* WHAT THE TASK ASKS
Examine the records and identify each line that includes the string "декабре". Copy those lines.

* ENTRIES SUPPLIED
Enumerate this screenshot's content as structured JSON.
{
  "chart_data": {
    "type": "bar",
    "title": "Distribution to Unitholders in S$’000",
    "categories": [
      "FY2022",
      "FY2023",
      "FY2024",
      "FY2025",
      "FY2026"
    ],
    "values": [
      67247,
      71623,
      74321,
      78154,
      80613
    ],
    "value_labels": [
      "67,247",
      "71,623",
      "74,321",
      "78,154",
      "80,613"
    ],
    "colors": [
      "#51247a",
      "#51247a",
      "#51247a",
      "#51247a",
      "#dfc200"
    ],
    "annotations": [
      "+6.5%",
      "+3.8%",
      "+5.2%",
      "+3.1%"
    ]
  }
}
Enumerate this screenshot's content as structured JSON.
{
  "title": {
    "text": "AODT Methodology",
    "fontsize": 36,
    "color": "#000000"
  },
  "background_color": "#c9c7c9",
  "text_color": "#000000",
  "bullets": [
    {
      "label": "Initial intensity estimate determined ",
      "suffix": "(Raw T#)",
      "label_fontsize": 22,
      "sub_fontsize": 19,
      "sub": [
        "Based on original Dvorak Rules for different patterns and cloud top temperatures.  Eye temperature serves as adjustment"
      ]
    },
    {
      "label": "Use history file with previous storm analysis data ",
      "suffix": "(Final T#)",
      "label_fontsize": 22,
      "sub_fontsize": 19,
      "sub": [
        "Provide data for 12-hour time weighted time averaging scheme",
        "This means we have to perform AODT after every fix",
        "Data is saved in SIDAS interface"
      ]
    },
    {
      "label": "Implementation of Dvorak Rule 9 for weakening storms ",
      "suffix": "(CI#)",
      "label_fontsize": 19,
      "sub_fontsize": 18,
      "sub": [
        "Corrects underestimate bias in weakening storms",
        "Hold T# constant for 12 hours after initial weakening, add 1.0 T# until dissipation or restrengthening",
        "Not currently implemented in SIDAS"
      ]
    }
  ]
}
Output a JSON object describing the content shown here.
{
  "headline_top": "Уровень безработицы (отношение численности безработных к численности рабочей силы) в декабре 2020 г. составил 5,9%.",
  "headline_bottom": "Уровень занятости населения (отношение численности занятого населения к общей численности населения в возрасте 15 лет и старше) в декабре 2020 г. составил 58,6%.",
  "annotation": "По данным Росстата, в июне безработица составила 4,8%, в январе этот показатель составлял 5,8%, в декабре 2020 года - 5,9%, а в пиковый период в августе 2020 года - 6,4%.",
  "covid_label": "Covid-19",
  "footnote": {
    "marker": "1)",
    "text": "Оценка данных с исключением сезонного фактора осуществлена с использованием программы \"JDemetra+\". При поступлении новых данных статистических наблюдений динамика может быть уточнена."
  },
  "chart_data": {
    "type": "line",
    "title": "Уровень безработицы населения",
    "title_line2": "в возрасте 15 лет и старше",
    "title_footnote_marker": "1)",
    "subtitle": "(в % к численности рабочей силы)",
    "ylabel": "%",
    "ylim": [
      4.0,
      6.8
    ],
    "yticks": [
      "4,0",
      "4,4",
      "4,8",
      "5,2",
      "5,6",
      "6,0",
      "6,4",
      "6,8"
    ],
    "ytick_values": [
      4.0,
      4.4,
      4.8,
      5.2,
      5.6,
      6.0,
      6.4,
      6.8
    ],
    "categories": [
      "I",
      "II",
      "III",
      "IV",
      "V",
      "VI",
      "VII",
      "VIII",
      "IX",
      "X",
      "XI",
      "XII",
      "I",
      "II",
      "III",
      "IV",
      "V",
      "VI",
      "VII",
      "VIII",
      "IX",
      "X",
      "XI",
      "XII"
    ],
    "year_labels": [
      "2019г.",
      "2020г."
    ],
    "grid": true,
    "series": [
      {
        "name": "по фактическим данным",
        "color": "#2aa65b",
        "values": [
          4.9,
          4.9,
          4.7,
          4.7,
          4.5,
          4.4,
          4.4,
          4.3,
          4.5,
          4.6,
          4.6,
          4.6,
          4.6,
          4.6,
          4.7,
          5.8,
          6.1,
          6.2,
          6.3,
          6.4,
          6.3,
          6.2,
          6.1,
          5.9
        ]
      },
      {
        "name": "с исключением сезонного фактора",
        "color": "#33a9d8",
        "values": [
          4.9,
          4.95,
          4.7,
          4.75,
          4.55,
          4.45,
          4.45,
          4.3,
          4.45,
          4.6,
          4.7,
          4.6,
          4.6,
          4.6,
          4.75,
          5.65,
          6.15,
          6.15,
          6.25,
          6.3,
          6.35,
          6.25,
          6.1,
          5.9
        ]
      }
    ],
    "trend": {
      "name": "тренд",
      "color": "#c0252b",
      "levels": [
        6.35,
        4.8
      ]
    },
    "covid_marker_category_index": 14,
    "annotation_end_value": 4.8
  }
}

* FINAL RESULT
  "headline_top": "Уровень безработицы (отношение численности безработных к численности рабочей силы) в декабре 2020 г. составил 5,9%.",
  "headline_bottom": "Уровень занятости населения (отношение численности занятого населения к общей численности населения в возрасте 15 лет и старше) в декабре 2020 г. составил 58,6%.",
  "annotation": "По данным Росстата, в июне безработица составила 4,8%, в январе этот показатель составлял 5,8%, в декабре 2020 года - 5,9%, а в пиковый период в августе 2020 года - 6,4%.",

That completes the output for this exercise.